The task:
Every entry here needs to be repeated exactly.

Data entries:
——
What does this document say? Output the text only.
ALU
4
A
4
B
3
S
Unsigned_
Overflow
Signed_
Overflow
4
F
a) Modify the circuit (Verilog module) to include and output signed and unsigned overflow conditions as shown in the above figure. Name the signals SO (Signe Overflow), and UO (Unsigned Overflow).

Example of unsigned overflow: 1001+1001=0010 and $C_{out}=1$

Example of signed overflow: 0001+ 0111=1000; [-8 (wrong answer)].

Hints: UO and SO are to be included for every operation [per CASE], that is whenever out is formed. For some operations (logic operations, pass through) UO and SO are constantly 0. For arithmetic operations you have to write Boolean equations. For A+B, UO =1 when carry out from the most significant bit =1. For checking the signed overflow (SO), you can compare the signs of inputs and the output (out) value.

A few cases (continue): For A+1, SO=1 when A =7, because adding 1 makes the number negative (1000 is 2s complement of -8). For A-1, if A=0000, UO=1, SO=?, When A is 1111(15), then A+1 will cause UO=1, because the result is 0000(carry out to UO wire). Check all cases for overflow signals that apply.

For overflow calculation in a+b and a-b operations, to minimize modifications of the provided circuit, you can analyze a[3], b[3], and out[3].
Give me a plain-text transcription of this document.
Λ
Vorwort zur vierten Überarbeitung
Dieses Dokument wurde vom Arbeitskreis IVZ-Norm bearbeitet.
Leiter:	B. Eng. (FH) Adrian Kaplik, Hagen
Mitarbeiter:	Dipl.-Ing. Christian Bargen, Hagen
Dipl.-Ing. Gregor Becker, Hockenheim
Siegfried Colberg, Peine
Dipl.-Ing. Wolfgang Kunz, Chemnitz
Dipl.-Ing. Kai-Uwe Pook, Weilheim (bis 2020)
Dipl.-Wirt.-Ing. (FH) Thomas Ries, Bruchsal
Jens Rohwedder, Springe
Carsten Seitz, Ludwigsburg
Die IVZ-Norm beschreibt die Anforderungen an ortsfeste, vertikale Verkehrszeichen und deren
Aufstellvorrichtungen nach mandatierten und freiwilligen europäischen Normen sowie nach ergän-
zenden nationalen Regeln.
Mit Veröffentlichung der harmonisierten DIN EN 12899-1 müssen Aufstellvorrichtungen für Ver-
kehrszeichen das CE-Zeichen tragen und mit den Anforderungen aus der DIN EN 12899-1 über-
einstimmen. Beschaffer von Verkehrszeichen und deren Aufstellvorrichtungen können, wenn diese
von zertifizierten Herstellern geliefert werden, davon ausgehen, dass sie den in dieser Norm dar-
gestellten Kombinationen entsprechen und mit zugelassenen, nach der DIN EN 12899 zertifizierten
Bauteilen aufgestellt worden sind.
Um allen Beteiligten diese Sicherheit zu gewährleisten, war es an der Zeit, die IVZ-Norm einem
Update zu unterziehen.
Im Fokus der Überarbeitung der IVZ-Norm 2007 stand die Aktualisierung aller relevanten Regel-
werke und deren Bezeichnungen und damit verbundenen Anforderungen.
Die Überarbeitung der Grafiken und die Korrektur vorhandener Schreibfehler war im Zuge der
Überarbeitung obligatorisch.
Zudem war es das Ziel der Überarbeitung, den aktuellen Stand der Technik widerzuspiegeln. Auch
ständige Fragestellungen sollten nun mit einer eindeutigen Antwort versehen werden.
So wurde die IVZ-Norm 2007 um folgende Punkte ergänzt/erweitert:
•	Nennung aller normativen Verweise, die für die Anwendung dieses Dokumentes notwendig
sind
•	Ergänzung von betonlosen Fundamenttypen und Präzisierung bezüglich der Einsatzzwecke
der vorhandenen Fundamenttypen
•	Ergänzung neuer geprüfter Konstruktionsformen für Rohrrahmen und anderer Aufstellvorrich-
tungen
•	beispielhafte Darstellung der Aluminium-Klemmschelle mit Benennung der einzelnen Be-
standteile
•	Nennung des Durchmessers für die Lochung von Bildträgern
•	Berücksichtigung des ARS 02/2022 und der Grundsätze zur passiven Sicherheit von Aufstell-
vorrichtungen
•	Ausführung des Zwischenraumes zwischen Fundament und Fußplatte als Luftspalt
——
Answer to the exercise:
What does this document say? Output the text only.
ALU
4
A
4
B
3
S
Unsigned_
Overflow
Signed_
Overflow
4
F
a) Modify the circuit (Verilog module) to include and output signed and unsigned overflow conditions as shown in the above figure. Name the signals SO (Signe Overflow), and UO (Unsigned Overflow).

Example of unsigned overflow: 1001+1001=0010 and $C_{out}=1$

Example of signed overflow: 0001+ 0111=1000; [-8 (wrong answer)].

Hints: UO and SO are to be included for every operation [per CASE], that is whenever out is formed. For some operations (logic operations, pass through) UO and SO are constantly 0. For arithmetic operations you have to write Boolean equations. For A+B, UO =1 when carry out from the most significant bit =1. For checking the signed overflow (SO), you can compare the signs of inputs and the output (out) value.

A few cases (continue): For A+1, SO=1 when A =7, because adding 1 makes the number negative (1000 is 2s complement of -8). For A-1, if A=0000, UO=1, SO=?, When A is 1111(15), then A+1 will cause UO=1, because the result is 0000(carry out to UO wire). Check all cases for overflow signals that apply.

For overflow calculation in a+b and a-b operations, to minimize modifications of the provided circuit, you can analyze a[3], b[3], and out[3].
Give me a plain-text transcription of this document.
Λ
Vorwort zur vierten Überarbeitung
Dieses Dokument wurde vom Arbeitskreis IVZ-Norm bearbeitet.
Leiter:	B. Eng. (FH) Adrian Kaplik, Hagen
Mitarbeiter:	Dipl.-Ing. Christian Bargen, Hagen
Dipl.-Ing. Gregor Becker, Hockenheim
Siegfried Colberg, Peine
Dipl.-Ing. Wolfgang Kunz, Chemnitz
Dipl.-Ing. Kai-Uwe Pook, Weilheim (bis 2020)
Dipl.-Wirt.-Ing. (FH) Thomas Ries, Bruchsal
Jens Rohwedder, Springe
Carsten Seitz, Ludwigsburg
Die IVZ-Norm beschreibt die Anforderungen an ortsfeste, vertikale Verkehrszeichen und deren
Aufstellvorrichtungen nach mandatierten und freiwilligen europäischen Normen sowie nach ergän-
zenden nationalen Regeln.
Mit Veröffentlichung der harmonisierten DIN EN 12899-1 müssen Aufstellvorrichtungen für Ver-
kehrszeichen das CE-Zeichen tragen und mit den Anforderungen aus der DIN EN 12899-1 über-
einstimmen. Beschaffer von Verkehrszeichen und deren Aufstellvorrichtungen können, wenn diese
von zertifizierten Herstellern geliefert werden, davon ausgehen, dass sie den in dieser Norm dar-
gestellten Kombinationen entsprechen und mit zugelassenen, nach der DIN EN 12899 zertifizierten
Bauteilen aufgestellt worden sind.
Um allen Beteiligten diese Sicherheit zu gewährleisten, war es an der Zeit, die IVZ-Norm einem
Update zu unterziehen.
Im Fokus der Überarbeitung der IVZ-Norm 2007 stand die Aktualisierung aller relevanten Regel-
werke und deren Bezeichnungen und damit verbundenen Anforderungen.
Die Überarbeitung der Grafiken und die Korrektur vorhandener Schreibfehler war im Zuge der
Überarbeitung obligatorisch.
Zudem war es das Ziel der Überarbeitung, den aktuellen Stand der Technik widerzuspiegeln. Auch
ständige Fragestellungen sollten nun mit einer eindeutigen Antwort versehen werden.
So wurde die IVZ-Norm 2007 um folgende Punkte ergänzt/erweitert:
•	Nennung aller normativen Verweise, die für die Anwendung dieses Dokumentes notwendig
sind
•	Ergänzung von betonlosen Fundamenttypen und Präzisierung bezüglich der Einsatzzwecke
der vorhandenen Fundamenttypen
•	Ergänzung neuer geprüfter Konstruktionsformen für Rohrrahmen und anderer Aufstellvorrich-
tungen
•	beispielhafte Darstellung der Aluminium-Klemmschelle mit Benennung der einzelnen Be-
standteile
•	Nennung des Durchmessers für die Lochung von Bildträgern
•	Berücksichtigung des ARS 02/2022 und der Grundsätze zur passiven Sicherheit von Aufstell-
vorrichtungen
•	Ausführung des Zwischenraumes zwischen Fundament und Fußplatte als Luftspalt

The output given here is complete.